(Figure record listings)
<<<<

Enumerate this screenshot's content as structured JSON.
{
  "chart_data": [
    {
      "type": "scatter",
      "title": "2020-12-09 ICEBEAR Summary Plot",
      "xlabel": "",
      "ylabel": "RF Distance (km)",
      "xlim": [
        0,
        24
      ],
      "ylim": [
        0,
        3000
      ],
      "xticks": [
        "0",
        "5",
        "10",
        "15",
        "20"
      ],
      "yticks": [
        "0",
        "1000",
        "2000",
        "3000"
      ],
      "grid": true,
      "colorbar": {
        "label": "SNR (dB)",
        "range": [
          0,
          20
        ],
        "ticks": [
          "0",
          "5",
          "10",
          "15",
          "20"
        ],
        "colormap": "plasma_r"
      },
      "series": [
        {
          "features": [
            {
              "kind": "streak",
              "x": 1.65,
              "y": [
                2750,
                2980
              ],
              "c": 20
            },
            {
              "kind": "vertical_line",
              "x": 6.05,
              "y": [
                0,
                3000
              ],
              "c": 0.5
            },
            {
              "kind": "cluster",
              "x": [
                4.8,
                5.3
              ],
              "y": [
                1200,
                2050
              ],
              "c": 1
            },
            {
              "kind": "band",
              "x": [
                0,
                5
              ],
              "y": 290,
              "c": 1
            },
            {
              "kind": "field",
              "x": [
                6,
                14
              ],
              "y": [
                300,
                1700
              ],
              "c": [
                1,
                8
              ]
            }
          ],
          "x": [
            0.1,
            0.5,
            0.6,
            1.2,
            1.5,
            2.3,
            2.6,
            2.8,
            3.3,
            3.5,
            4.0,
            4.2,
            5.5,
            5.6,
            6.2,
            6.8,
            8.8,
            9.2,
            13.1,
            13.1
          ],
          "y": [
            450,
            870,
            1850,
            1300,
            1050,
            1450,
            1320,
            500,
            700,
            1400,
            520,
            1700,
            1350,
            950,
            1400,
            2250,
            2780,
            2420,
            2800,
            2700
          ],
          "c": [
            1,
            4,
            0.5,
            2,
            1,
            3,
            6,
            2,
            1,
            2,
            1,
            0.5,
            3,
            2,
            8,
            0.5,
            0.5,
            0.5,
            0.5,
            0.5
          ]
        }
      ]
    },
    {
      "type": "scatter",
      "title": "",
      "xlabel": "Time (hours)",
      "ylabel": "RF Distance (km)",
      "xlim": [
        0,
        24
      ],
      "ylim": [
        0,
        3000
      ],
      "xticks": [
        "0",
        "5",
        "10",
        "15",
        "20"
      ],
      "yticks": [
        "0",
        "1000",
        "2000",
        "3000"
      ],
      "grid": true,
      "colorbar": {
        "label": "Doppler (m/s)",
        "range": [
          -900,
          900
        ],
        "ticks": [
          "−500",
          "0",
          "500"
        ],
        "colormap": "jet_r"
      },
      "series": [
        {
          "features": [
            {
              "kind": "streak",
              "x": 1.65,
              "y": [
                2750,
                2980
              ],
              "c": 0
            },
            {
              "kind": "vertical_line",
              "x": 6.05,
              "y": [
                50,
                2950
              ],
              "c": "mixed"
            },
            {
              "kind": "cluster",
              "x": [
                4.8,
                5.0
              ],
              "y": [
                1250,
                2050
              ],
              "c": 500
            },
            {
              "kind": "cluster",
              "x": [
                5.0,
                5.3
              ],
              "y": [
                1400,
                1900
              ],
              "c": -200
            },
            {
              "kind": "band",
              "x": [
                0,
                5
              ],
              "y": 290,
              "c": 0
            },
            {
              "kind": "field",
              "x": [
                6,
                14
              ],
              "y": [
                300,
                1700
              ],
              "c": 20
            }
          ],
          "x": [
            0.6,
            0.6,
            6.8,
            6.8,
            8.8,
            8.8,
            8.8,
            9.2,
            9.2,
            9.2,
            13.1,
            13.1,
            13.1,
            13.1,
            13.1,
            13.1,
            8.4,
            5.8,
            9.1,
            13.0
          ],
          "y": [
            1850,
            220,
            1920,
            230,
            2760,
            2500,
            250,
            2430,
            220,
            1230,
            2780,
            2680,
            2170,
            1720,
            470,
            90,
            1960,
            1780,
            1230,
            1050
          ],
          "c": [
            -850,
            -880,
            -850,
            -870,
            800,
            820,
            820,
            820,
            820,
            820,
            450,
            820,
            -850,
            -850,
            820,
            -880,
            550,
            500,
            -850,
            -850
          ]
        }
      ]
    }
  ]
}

>>>>

** Direction **
Repeat the records above exactly, leaving none out.

** Response **
Enumerate this screenshot's content as structured JSON.
{
  "chart_data": [
    {
      "type": "scatter",
      "title": "2020-12-09 ICEBEAR Summary Plot",
      "xlabel": "",
      "ylabel": "RF Distance (km)",
      "xlim": [
        0,
        24
      ],
      "ylim": [
        0,
        3000
      ],
      "xticks": [
        "0",
        "5",
        "10",
        "15",
        "20"
      ],
      "yticks": [
        "0",
        "1000",
        "2000",
        "3000"
      ],
      "grid": true,
      "colorbar": {
        "label": "SNR (dB)",
        "range": [
          0,
          20
        ],
        "ticks": [
          "0",
          "5",
          "10",
          "15",
          "20"
        ],
        "colormap": "plasma_r"
      },
      "series": [
        {
          "features": [
            {
              "kind": "streak",
              "x": 1.65,
              "y": [
                2750,
                2980
              ],
              "c": 20
            },
            {
              "kind": "vertical_line",
              "x": 6.05,
              "y": [
                0,
                3000
              ],
              "c": 0.5
            },
            {
              "kind": "cluster",
              "x": [
                4.8,
                5.3
              ],
              "y": [
                1200,
                2050
              ],
              "c": 1
            },
            {
              "kind": "band",
              "x": [
                0,
                5
              ],
              "y": 290,
              "c": 1
            },
            {
              "kind": "field",
              "x": [
                6,
                14
              ],
              "y": [
                300,
                1700
              ],
              "c": [
                1,
                8
              ]
            }
          ],
          "x": [
            0.1,
            0.5,
            0.6,
            1.2,
            1.5,
            2.3,
            2.6,
            2.8,
            3.3,
            3.5,
            4.0,
            4.2,
            5.5,
            5.6,
            6.2,
            6.8,
            8.8,
            9.2,
            13.1,
            13.1
          ],
          "y": [
            450,
            870,
            1850,
            1300,
            1050,
            1450,
            1320,
            500,
            700,
            1400,
            520,
            1700,
            1350,
            950,
            1400,
            2250,
            2780,
            2420,
            2800,
            2700
          ],
          "c": [
            1,
            4,
            0.5,
            2,
            1,
            3,
            6,
            2,
            1,
            2,
            1,
            0.5,
            3,
            2,
            8,
            0.5,
            0.5,
            0.5,
            0.5,
            0.5
          ]
        }
      ]
    },
    {
      "type": "scatter",
      "title": "",
      "xlabel": "Time (hours)",
      "ylabel": "RF Distance (km)",
      "xlim": [
        0,
        24
      ],
      "ylim": [
        0,
        3000
      ],
      "xticks": [
        "0",
        "5",
        "10",
        "15",
        "20"
      ],
      "yticks": [
        "0",
        "1000",
        "2000",
        "3000"
      ],
      "grid": true,
      "colorbar": {
        "label": "Doppler (m/s)",
        "range": [
          -900,
          900
        ],
        "ticks": [
          "−500",
          "0",
          "500"
        ],
        "colormap": "jet_r"
      },
      "series": [
        {
          "features": [
            {
              "kind": "streak",
              "x": 1.65,
              "y": [
                2750,
                2980
              ],
              "c": 0
            },
            {
              "kind": "vertical_line",
              "x": 6.05,
              "y": [
                50,
                2950
              ],
              "c": "mixed"
            },
            {
              "kind": "cluster",
              "x": [
                4.8,
                5.0
              ],
              "y": [
                1250,
                2050
              ],
              "c": 500
            },
            {
              "kind": "cluster",
              "x": [
                5.0,
                5.3
              ],
              "y": [
                1400,
                1900
              ],
              "c": -200
            },
            {
              "kind": "band",
              "x": [
                0,
                5
              ],
              "y": 290,
              "c": 0
            },
            {
              "kind": "field",
              "x": [
                6,
                14
              ],
              "y": [
                300,
                1700
              ],
              "c": 20
            }
          ],
          "x": [
            0.6,
            0.6,
            6.8,
            6.8,
            8.8,
            8.8,
            8.8,
            9.2,
            9.2,
            9.2,
            13.1,
            13.1,
            13.1,
            13.1,
            13.1,
            13.1,
            8.4,
            5.8,
            9.1,
            13.0
          ],
          "y": [
            1850,
            220,
            1920,
            230,
            2760,
            2500,
            250,
            2430,
            220,
            1230,
            2780,
            2680,
            2170,
            1720,
            470,
            90,
            1960,
            1780,
            1230,
            1050
          ],
          "c": [
            -850,
            -880,
            -850,
            -870,
            800,
            820,
            820,
            820,
            820,
            820,
            450,
            820,
            -850,
            -850,
            820,
            -880,
            550,
            500,
            -850,
            -850
          ]
        }
      ]
    }
  ]
}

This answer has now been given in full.